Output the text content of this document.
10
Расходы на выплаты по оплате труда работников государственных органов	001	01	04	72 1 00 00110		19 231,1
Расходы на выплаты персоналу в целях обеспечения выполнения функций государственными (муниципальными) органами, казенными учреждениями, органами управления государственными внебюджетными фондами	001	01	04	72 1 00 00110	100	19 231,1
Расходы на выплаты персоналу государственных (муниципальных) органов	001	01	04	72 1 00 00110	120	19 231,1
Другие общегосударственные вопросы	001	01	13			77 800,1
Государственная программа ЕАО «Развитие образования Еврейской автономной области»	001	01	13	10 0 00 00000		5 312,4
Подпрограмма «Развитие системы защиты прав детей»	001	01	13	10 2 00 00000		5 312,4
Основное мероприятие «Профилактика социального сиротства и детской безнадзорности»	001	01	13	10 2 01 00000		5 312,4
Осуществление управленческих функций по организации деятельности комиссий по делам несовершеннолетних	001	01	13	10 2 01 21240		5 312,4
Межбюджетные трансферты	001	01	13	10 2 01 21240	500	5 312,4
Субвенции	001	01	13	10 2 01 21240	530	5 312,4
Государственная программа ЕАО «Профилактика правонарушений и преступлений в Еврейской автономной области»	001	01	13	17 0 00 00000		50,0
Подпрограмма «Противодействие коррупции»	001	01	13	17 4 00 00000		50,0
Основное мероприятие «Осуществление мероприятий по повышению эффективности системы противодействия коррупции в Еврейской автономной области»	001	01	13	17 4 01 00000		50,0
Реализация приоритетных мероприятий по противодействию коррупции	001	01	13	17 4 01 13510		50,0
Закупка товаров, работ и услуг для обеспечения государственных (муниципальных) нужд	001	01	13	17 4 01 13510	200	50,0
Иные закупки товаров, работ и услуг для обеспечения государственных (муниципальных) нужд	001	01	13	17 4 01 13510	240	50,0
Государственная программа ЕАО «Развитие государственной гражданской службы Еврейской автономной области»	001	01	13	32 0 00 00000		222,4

◆ Exercise directions: Repeat the records exactly, including every line.

◆ Response to this task:
Output the text content of this document.
10
Расходы на выплаты по оплате труда работников государственных органов	001	01	04	72 1 00 00110		19 231,1
Расходы на выплаты персоналу в целях обеспечения выполнения функций государственными (муниципальными) органами, казенными учреждениями, органами управления государственными внебюджетными фондами	001	01	04	72 1 00 00110	100	19 231,1
Расходы на выплаты персоналу государственных (муниципальных) органов	001	01	04	72 1 00 00110	120	19 231,1
Другие общегосударственные вопросы	001	01	13			77 800,1
Государственная программа ЕАО «Развитие образования Еврейской автономной области»	001	01	13	10 0 00 00000		5 312,4
Подпрограмма «Развитие системы защиты прав детей»	001	01	13	10 2 00 00000		5 312,4
Основное мероприятие «Профилактика социального сиротства и детской безнадзорности»	001	01	13	10 2 01 00000		5 312,4
Осуществление управленческих функций по организации деятельности комиссий по делам несовершеннолетних	001	01	13	10 2 01 21240		5 312,4
Межбюджетные трансферты	001	01	13	10 2 01 21240	500	5 312,4
Субвенции	001	01	13	10 2 01 21240	530	5 312,4
Государственная программа ЕАО «Профилактика правонарушений и преступлений в Еврейской автономной области»	001	01	13	17 0 00 00000		50,0
Подпрограмма «Противодействие коррупции»	001	01	13	17 4 00 00000		50,0
Основное мероприятие «Осуществление мероприятий по повышению эффективности системы противодействия коррупции в Еврейской автономной области»	001	01	13	17 4 01 00000		50,0
Реализация приоритетных мероприятий по противодействию коррупции	001	01	13	17 4 01 13510		50,0
Закупка товаров, работ и услуг для обеспечения государственных (муниципальных) нужд	001	01	13	17 4 01 13510	200	50,0
Иные закупки товаров, работ и услуг для обеспечения государственных (муниципальных) нужд	001	01	13	17 4 01 13510	240	50,0
Государственная программа ЕАО «Развитие государственной гражданской службы Еврейской автономной области»	001	01	13	32 0 00 00000		222,4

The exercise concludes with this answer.